→ Instructions to follow
Extract the lines of the material below from the line containing "score-cell: 0 [441,637,458,657]" through the line containing "score-cell: 0 [662,157,679,177]", reproducing each one without any change.

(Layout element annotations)
— begin —

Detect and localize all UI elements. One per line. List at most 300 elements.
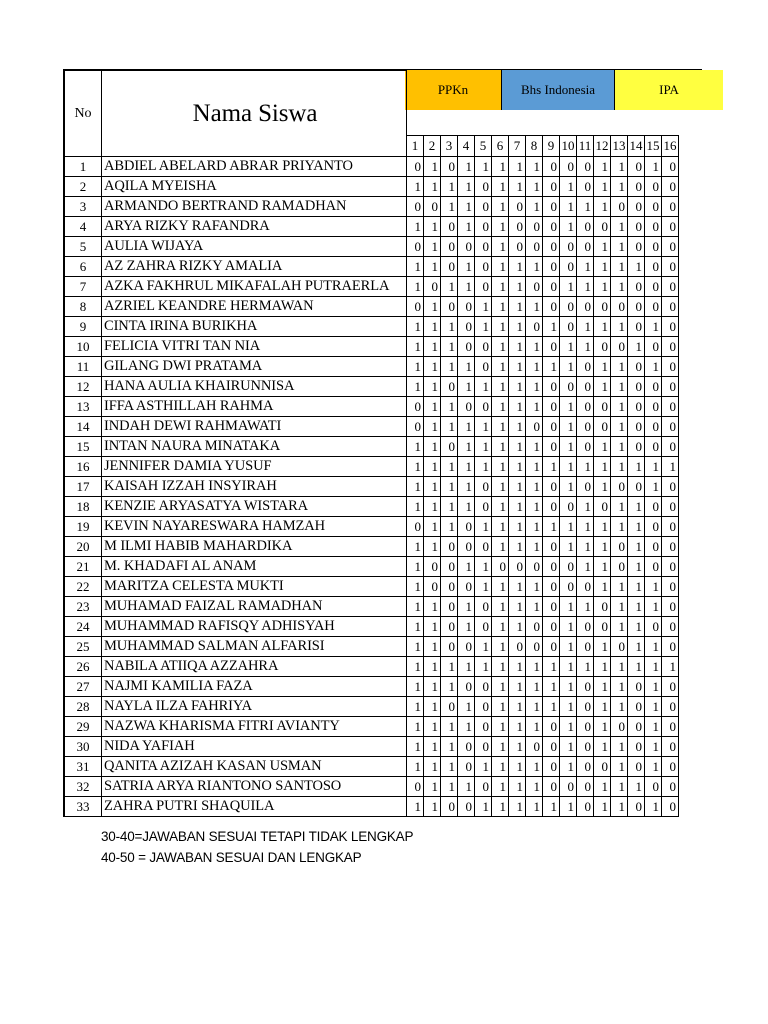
score-cell: 0 [441,637,458,657]
score-cell: 1 [526,577,543,597]
score-cell: 1 [526,197,543,217]
student-number: 15 [64,437,102,457]
score-cell: 1 [407,677,424,697]
note-partial-answer: 30-40=JAWABAN SESUAI TETAPI TIDAK LENGKAP [101,829,414,844]
score-cell: 0 [441,437,458,457]
score-cell: 0 [662,157,679,177]
item-number-15: 15 [645,135,662,157]
score-cell: 0 [475,337,492,357]
score-cell: 1 [594,797,611,817]
student-number: 6 [64,257,102,277]
score-cell: 1 [424,417,441,437]
score-cell: 1 [407,217,424,237]
score-cell: 1 [526,537,543,557]
score-cell: 0 [543,497,560,517]
score-cell: 1 [611,217,628,237]
student-number: 31 [64,757,102,777]
score-cell: 1 [628,597,645,617]
score-cell: 1 [543,677,560,697]
score-cell: 0 [475,597,492,617]
student-name: NAYLA ILZA FAHRIYA [102,697,407,717]
score-cell: 1 [407,337,424,357]
score-cell: 0 [662,397,679,417]
score-cell: 1 [543,657,560,677]
student-number: 3 [64,197,102,217]
score-cell: 0 [577,637,594,657]
score-cell: 1 [611,377,628,397]
score-cell: 0 [594,337,611,357]
score-cell: 0 [594,217,611,237]
score-cell: 0 [577,777,594,797]
score-cell: 0 [475,477,492,497]
score-cell: 1 [492,417,509,437]
score-cell: 1 [560,457,577,477]
score-cell: 1 [611,397,628,417]
score-cell: 0 [526,277,543,297]
score-cell: 0 [662,677,679,697]
score-cell: 0 [458,537,475,557]
score-cell: 1 [407,577,424,597]
score-cell: 0 [543,757,560,777]
student-name: HANA AULIA KHAIRUNNISA [102,377,407,397]
student-row [64,357,679,377]
score-cell: 0 [594,757,611,777]
score-cell: 0 [611,717,628,737]
score-cell: 1 [407,757,424,777]
student-name: M. KHADAFI AL ANAM [102,557,407,577]
score-cell: 1 [611,737,628,757]
score-cell: 1 [560,517,577,537]
score-cell: 0 [441,297,458,317]
student-number: 12 [64,377,102,397]
score-cell: 0 [611,637,628,657]
score-cell: 1 [560,217,577,237]
score-cell: 0 [577,477,594,497]
score-cell: 1 [611,157,628,177]
student-row [64,297,679,317]
score-cell: 0 [407,397,424,417]
score-cell: 1 [492,577,509,597]
score-cell: 0 [577,417,594,437]
score-cell: 1 [594,637,611,657]
score-cell: 1 [458,497,475,517]
score-cell: 1 [492,197,509,217]
score-cell: 0 [645,257,662,277]
score-cell: 0 [577,797,594,817]
score-cell: 1 [441,197,458,217]
score-cell: 0 [662,257,679,277]
score-cell: 0 [577,377,594,397]
score-cell: 0 [458,577,475,597]
score-sheet [63,69,679,817]
score-cell: 1 [424,437,441,457]
score-cell: 0 [594,617,611,637]
score-cell: 0 [577,297,594,317]
score-cell: 1 [509,797,526,817]
score-cell: 1 [628,777,645,797]
score-cell: 1 [526,377,543,397]
student-name: NAZWA KHARISMA FITRI AVIANTY [102,717,407,737]
score-cell: 0 [543,557,560,577]
student-name: NIDA YAFIAH [102,737,407,757]
score-cell: 1 [560,537,577,557]
score-cell: 1 [560,597,577,617]
score-cell: 1 [611,237,628,257]
score-cell: 0 [543,337,560,357]
score-cell: 0 [645,497,662,517]
score-cell: 1 [577,557,594,577]
score-cell: 1 [424,497,441,517]
score-cell: 1 [509,597,526,617]
student-row [64,577,679,597]
student-name: MUHAMMAD SALMAN ALFARISI [102,637,407,657]
score-cell: 1 [611,597,628,617]
student-name: MARITZA CELESTA MUKTI [102,577,407,597]
score-cell: 1 [492,337,509,357]
score-cell: 0 [662,417,679,437]
score-cell: 1 [509,737,526,757]
student-name: AQILA MYEISHA [102,177,407,197]
score-cell: 0 [628,297,645,317]
score-cell: 0 [407,157,424,177]
score-cell: 1 [492,677,509,697]
score-cell: 0 [407,417,424,437]
item-number-12: 12 [594,135,611,157]
score-cell: 1 [662,457,679,477]
score-table-body [64,70,679,817]
score-cell: 0 [628,317,645,337]
score-cell: 1 [492,297,509,317]
score-cell: 1 [492,697,509,717]
score-cell: 0 [458,797,475,817]
score-cell: 1 [526,757,543,777]
score-cell: 0 [543,277,560,297]
student-number: 1 [64,157,102,177]
score-cell: 0 [577,737,594,757]
no-column-header: No [64,70,102,157]
score-cell: 0 [543,177,560,197]
score-cell: 1 [475,797,492,817]
score-cell: 1 [628,617,645,637]
score-cell: 1 [560,417,577,437]
score-cell: 1 [509,417,526,437]
score-cell: 1 [492,537,509,557]
student-number: 18 [64,497,102,517]
student-name: INTAN NAURA MINATAKA [102,437,407,457]
score-cell: 0 [628,717,645,737]
subject-header-bahasa-indonesia: Bhs Indonesia [502,70,615,110]
score-cell: 0 [662,497,679,517]
score-cell: 0 [458,397,475,417]
score-cell: 0 [560,157,577,177]
score-cell: 1 [645,797,662,817]
score-cell: 1 [492,457,509,477]
score-cell: 1 [492,497,509,517]
score-cell: 1 [458,377,475,397]
score-cell: 1 [407,277,424,297]
score-cell: 1 [594,277,611,297]
student-number: 29 [64,717,102,737]
score-cell: 0 [662,617,679,637]
score-cell: 0 [407,777,424,797]
score-cell: 0 [441,377,458,397]
score-cell: 1 [526,797,543,817]
student-name: GILANG DWI PRATAMA [102,357,407,377]
score-cell: 1 [424,517,441,537]
score-cell: 1 [458,257,475,277]
score-cell: 0 [441,217,458,237]
score-cell: 0 [662,277,679,297]
score-cell: 1 [611,657,628,677]
score-cell: 1 [611,437,628,457]
score-cell: 1 [628,497,645,517]
score-cell: 0 [628,377,645,397]
score-cell: 1 [526,157,543,177]
score-cell: 0 [441,797,458,817]
student-number: 9 [64,317,102,337]
score-cell: 0 [441,557,458,577]
score-cell: 0 [645,197,662,217]
score-cell: 1 [577,497,594,517]
score-cell: 0 [475,777,492,797]
score-cell: 1 [407,317,424,337]
score-cell: 0 [543,777,560,797]
score-cell: 1 [475,517,492,537]
score-cell: 0 [594,397,611,417]
student-name: ABDIEL ABELARD ABRAR PRIYANTO [102,157,407,177]
student-name: ARYA RIZKY RAFANDRA [102,217,407,237]
score-cell: 0 [577,357,594,377]
score-cell: 1 [458,617,475,637]
student-row [64,317,679,337]
score-cell: 0 [628,397,645,417]
score-cell: 1 [441,397,458,417]
score-cell: 0 [662,637,679,657]
student-row [64,417,679,437]
score-cell: 0 [526,557,543,577]
score-cell: 0 [509,637,526,657]
score-cell: 1 [526,437,543,457]
score-table [63,69,679,817]
score-cell: 1 [424,637,441,657]
score-cell: 0 [560,297,577,317]
score-cell: 1 [492,177,509,197]
score-cell: 0 [645,417,662,437]
score-cell: 0 [662,737,679,757]
score-cell: 1 [611,277,628,297]
score-cell: 0 [543,297,560,317]
score-cell: 0 [628,437,645,457]
score-cell: 1 [492,517,509,537]
score-cell: 1 [594,377,611,397]
student-number: 23 [64,597,102,617]
score-cell: 1 [594,557,611,577]
score-cell: 1 [611,677,628,697]
score-cell: 0 [475,357,492,377]
score-cell: 0 [577,217,594,237]
score-cell: 0 [424,197,441,217]
student-name: FELICIA VITRI TAN NIA [102,337,407,357]
score-cell: 0 [645,437,662,457]
score-cell: 1 [594,317,611,337]
score-cell: 1 [577,657,594,677]
student-row [64,497,679,517]
score-cell: 1 [509,517,526,537]
score-cell: 0 [560,257,577,277]
student-name: QANITA AZIZAH KASAN USMAN [102,757,407,777]
score-cell: 0 [441,617,458,637]
student-row [64,377,679,397]
score-cell: 1 [611,517,628,537]
score-cell: 0 [424,557,441,577]
score-cell: 1 [526,677,543,697]
score-cell: 0 [577,677,594,697]
score-cell: 1 [441,417,458,437]
score-cell: 1 [458,597,475,617]
score-cell: 1 [594,657,611,677]
student-row [64,717,679,737]
score-cell: 1 [475,377,492,397]
score-cell: 1 [492,717,509,737]
score-cell: 0 [594,597,611,617]
score-cell: 1 [492,737,509,757]
score-cell: 0 [560,497,577,517]
student-row [64,697,679,717]
student-row [64,757,679,777]
score-cell: 1 [645,697,662,717]
score-cell: 0 [662,297,679,317]
score-cell: 1 [475,317,492,337]
score-cell: 0 [662,477,679,497]
score-cell: 1 [628,337,645,357]
score-cell: 1 [543,697,560,717]
score-cell: 1 [526,177,543,197]
score-cell: 1 [645,157,662,177]
score-cell: 1 [424,477,441,497]
score-cell: 1 [577,537,594,557]
score-cell: 1 [509,377,526,397]
score-cell: 1 [441,757,458,777]
score-cell: 1 [560,697,577,717]
item-number-4: 4 [458,135,475,157]
score-cell: 1 [509,397,526,417]
score-cell: 1 [424,237,441,257]
score-cell: 1 [645,637,662,657]
score-cell: 1 [424,657,441,677]
score-cell: 1 [577,517,594,537]
score-cell: 0 [628,177,645,197]
student-number: 17 [64,477,102,497]
score-cell: 1 [458,277,475,297]
score-cell: 1 [492,237,509,257]
student-name: SATRIA ARYA RIANTONO SANTOSO [102,777,407,797]
score-cell: 1 [441,457,458,477]
score-cell: 1 [424,737,441,757]
score-cell: 0 [458,637,475,657]
score-cell: 1 [441,497,458,517]
score-cell: 1 [458,157,475,177]
score-cell: 0 [475,617,492,637]
score-cell: 0 [543,577,560,597]
score-cell: 1 [611,257,628,277]
student-number: 19 [64,517,102,537]
score-cell: 0 [577,577,594,597]
score-cell: 1 [611,417,628,437]
score-cell: 1 [611,177,628,197]
score-cell: 0 [543,537,560,557]
score-cell: 1 [594,717,611,737]
score-cell: 1 [458,437,475,457]
item-number-3: 3 [441,135,458,157]
score-cell: 1 [594,197,611,217]
score-cell: 0 [628,357,645,377]
item-number-13: 13 [611,135,628,157]
score-cell: 0 [645,377,662,397]
student-row [64,337,679,357]
score-cell: 0 [458,297,475,317]
score-cell: 0 [577,437,594,457]
score-cell: 0 [458,337,475,357]
student-row [64,397,679,417]
score-cell: 1 [611,777,628,797]
score-cell: 1 [424,537,441,557]
score-cell: 1 [560,737,577,757]
score-cell: 1 [492,437,509,457]
student-name: CINTA IRINA BURIKHA [102,317,407,337]
student-name: AULIA WIJAYA [102,237,407,257]
score-cell: 1 [645,457,662,477]
student-number: 33 [64,797,102,817]
score-cell: 0 [645,337,662,357]
student-number: 20 [64,537,102,557]
score-cell: 1 [492,277,509,297]
score-cell: 1 [526,657,543,677]
score-cell: 1 [475,637,492,657]
score-cell: 0 [543,257,560,277]
score-cell: 1 [577,317,594,337]
score-cell: 1 [509,357,526,377]
score-cell: 1 [628,657,645,677]
score-cell: 1 [560,657,577,677]
score-cell: 1 [645,597,662,617]
student-number: 10 [64,337,102,357]
score-cell: 1 [509,657,526,677]
score-cell: 1 [407,537,424,557]
score-cell: 0 [611,337,628,357]
score-cell: 0 [662,237,679,257]
score-cell: 1 [560,357,577,377]
score-cell: 1 [526,717,543,737]
score-cell: 1 [458,697,475,717]
score-cell: 1 [594,577,611,597]
score-cell: 0 [458,517,475,537]
score-cell: 0 [611,557,628,577]
score-cell: 1 [458,557,475,577]
item-number-7: 7 [509,135,526,157]
score-cell: 1 [594,677,611,697]
score-cell: 0 [662,717,679,737]
score-cell: 1 [509,497,526,517]
score-cell: 1 [424,617,441,637]
score-cell: 0 [543,397,560,417]
score-cell: 0 [662,797,679,817]
score-cell: 1 [475,457,492,477]
score-cell: 1 [407,557,424,577]
score-cell: 0 [628,277,645,297]
score-cell: 1 [611,317,628,337]
score-cell: 1 [492,617,509,637]
student-row [64,557,679,577]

— end —

→ Task output
score-cell: 0 [441,637,458,657]
score-cell: 1 [526,577,543,597]
score-cell: 1 [526,197,543,217]
student-number: 15 [64,437,102,457]
score-cell: 1 [407,677,424,697]
note-partial-answer: 30-40=JAWABAN SESUAI TETAPI TIDAK LENGKAP [101,829,414,844]
score-cell: 0 [441,437,458,457]
score-cell: 0 [662,157,679,177]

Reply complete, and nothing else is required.